Saturday, 22 February 2014

NEW GREAT READS FOR FEBRUARY, 2014
Linda, as in the Linda Murder, by Leif G. W. Persson

 This book was published in Sweden in 2005, which makes it part of the new wave of Swedish crime fiction made so popular by the late Stieg Larsson:  now English-speaking readers can finally enjoy Mr Persson’s singular anti-hero Evert Bäckström thanks to an excellent translation by Neil Smith.
Detective Superintendent Bäckström is short and fat but makes up for his physical shortcomings with a massive ego, native cunning and a happy knack of getting everyone else to do his work for him – the euphemism is ‘delegating’, and Bäckström is a champion delegator – in short, he is a master at working the system to his own advantage.  None of this burnt-out, angst-ridden cynicism that dogs most detectives of today’s crime fiction:  he is serene in his self-belief and his ability (thanks to his delegating powers) to crack any kind of case presented to him.  And the Linda murder is just such a case.
Trainee police officer Linda Wallin, aged twenty, has been found raped, tortured and murdered in her mother’s flat in Växjö , a picturesque town inland from the Swedish coast.  The police have little to go on initially;  most of the townspeople are away for the summer holidays and there are few clues to get the ball rolling.  Due to the inexperience of the local police in crimes of such seriousness, Detective Superintendent Bäckström is sent from Stockholm to oversee operations.

* _EXERCISE DETAILS_:
Set down the complete review of the Linda murder novel word for word, from its date line to its final sentence. Work from the review alone; bring in nothing beyond what it says.

* _DATA EXTRACT_:
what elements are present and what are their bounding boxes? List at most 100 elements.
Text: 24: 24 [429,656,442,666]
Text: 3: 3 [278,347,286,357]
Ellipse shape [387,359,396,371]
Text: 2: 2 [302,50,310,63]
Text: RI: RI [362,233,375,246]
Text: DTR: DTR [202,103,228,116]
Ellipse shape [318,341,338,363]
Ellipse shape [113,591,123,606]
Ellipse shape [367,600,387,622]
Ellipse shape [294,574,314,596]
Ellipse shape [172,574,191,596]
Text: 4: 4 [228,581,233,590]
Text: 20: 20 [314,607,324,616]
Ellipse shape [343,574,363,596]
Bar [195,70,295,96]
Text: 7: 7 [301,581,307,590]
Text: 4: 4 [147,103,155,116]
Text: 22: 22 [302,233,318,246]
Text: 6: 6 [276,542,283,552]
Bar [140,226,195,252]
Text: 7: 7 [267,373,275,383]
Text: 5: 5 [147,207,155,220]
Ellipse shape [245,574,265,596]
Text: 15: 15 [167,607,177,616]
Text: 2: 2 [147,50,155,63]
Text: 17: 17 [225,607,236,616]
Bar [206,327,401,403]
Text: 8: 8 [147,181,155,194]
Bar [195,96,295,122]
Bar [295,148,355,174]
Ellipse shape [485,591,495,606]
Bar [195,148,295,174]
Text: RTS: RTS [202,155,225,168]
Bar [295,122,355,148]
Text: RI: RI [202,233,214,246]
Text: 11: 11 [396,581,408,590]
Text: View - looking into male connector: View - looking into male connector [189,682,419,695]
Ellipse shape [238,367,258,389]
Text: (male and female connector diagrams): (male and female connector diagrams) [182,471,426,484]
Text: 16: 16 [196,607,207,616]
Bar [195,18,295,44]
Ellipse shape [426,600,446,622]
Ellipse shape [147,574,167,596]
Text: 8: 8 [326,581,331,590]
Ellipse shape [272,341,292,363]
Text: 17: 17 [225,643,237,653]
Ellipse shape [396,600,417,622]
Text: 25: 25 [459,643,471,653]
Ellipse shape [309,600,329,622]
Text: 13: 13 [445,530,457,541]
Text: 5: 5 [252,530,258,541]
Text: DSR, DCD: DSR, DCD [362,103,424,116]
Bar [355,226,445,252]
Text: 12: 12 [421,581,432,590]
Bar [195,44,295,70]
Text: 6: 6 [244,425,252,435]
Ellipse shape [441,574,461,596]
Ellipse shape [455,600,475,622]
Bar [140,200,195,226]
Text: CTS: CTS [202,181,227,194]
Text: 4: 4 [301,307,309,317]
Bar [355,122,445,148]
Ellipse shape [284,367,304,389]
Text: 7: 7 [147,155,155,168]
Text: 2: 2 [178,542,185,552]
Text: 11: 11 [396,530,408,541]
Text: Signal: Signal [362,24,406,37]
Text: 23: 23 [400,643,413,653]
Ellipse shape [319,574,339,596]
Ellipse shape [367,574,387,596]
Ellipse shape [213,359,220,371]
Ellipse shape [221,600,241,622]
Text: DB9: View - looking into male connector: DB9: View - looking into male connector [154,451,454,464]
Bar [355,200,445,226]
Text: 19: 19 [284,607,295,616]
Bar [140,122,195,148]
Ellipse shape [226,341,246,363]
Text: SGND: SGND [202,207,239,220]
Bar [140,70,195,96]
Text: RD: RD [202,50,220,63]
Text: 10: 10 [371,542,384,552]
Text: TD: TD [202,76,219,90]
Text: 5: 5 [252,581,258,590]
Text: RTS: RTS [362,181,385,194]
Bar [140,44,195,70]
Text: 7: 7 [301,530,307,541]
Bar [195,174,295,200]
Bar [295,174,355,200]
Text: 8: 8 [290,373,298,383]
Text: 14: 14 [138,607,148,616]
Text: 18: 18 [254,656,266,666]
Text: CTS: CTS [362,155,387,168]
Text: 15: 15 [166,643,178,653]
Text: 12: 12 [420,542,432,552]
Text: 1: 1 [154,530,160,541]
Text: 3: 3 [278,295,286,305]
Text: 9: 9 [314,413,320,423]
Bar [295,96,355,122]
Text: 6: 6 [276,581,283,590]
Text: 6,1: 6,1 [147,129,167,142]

* _SOLVED PROBLEM_:
Saturday, 22 February 2014

NEW GREAT READS FOR FEBRUARY, 2014
Linda, as in the Linda Murder, by Leif G. W. Persson

 This book was published in Sweden in 2005, which makes it part of the new wave of Swedish crime fiction made so popular by the late Stieg Larsson:  now English-speaking readers can finally enjoy Mr Persson’s singular anti-hero Evert Bäckström thanks to an excellent translation by Neil Smith.
Detective Superintendent Bäckström is short and fat but makes up for his physical shortcomings with a massive ego, native cunning and a happy knack of getting everyone else to do his work for him – the euphemism is ‘delegating’, and Bäckström is a champion delegator – in short, he is a master at working the system to his own advantage.  None of this burnt-out, angst-ridden cynicism that dogs most detectives of today’s crime fiction:  he is serene in his self-belief and his ability (thanks to his delegating powers) to crack any kind of case presented to him.  And the Linda murder is just such a case.
Trainee police officer Linda Wallin, aged twenty, has been found raped, tortured and murdered in her mother’s flat in Växjö , a picturesque town inland from the Swedish coast.  The police have little to go on initially;  most of the townspeople are away for the summer holidays and there are few clues to get the ball rolling.  Due to the inexperience of the local police in crimes of such seriousness, Detective Superintendent Bäckström is sent from Stockholm to oversee operations.